**Exercise data**
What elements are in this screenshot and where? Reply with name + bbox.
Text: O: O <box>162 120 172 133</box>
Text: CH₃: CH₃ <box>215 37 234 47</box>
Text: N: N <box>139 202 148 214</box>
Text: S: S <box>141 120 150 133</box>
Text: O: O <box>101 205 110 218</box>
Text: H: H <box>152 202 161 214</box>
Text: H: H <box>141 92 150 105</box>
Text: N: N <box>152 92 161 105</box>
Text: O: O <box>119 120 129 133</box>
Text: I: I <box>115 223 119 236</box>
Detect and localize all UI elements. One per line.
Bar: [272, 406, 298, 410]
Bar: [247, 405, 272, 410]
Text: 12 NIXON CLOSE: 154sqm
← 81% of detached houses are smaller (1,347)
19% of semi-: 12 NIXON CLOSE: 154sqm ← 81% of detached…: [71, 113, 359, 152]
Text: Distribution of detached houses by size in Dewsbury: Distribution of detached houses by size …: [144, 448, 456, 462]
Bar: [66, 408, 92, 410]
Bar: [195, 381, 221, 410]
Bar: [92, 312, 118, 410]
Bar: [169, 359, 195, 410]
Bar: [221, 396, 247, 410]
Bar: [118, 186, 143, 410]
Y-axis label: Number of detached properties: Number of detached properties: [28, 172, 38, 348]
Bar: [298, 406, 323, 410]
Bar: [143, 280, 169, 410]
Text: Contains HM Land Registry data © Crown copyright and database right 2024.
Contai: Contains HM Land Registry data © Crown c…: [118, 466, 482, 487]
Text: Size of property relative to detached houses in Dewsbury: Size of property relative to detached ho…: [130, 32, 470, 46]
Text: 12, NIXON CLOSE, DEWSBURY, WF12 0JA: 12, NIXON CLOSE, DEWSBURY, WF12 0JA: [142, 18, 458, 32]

**What needs to be done**
Convert the records, from their first line through the line containing "Text: Size of", into a JSON list of strings with one string per line, omitting any blank lines.

**Written response**
[
  "What elements are in this screenshot and where? Reply with name + bbox.",
  "Text: O: O <box>162 120 172 133</box>",
  "Text: CH₃: CH₃ <box>215 37 234 47</box>",
  "Text: N: N <box>139 202 148 214</box>",
  "Text: S: S <box>141 120 150 133</box>",
  "Text: O: O <box>101 205 110 218</box>",
  "Text: H: H <box>152 202 161 214</box>",
  "Text: H: H <box>141 92 150 105</box>",
  "Text: N: N <box>152 92 161 105</box>",
  "Text: O: O <box>119 120 129 133</box>",
  "Text: I: I <box>115 223 119 236</box>",
  "Detect and localize all UI elements. One per line.",
  "Bar: [272, 406, 298, 410]",
  "Bar: [247, 405, 272, 410]",
  "Text: 12 NIXON CLOSE: 154sqm",
  "← 81% of detached houses are smaller (1,347)",
  "19% of semi-: 12 NIXON CLOSE: 154sqm ← 81% of detached…: [71, 113, 359, 152]",
  "Text: Distribution of detached houses by size in Dewsbury: Distribution of detached houses by size …: [144, 448, 456, 462]",
  "Bar: [66, 408, 92, 410]",
  "Bar: [195, 381, 221, 410]",
  "Bar: [92, 312, 118, 410]",
  "Bar: [169, 359, 195, 410]",
  "Bar: [221, 396, 247, 410]",
  "Bar: [118, 186, 143, 410]",
  "Y-axis label: Number of detached properties: Number of detached properties: [28, 172, 38, 348]",
  "Bar: [298, 406, 323, 410]",
  "Bar: [143, 280, 169, 410]",
  "Text: Contains HM Land Registry data © Crown copyright and database right 2024.",
  "Contai: Contains HM Land Registry data © Crown c…: [118, 466, 482, 487]",
  "Text: Size of property relative to detached houses in Dewsbury: Size of property relative to detached ho…: [130, 32, 470, 46]"
]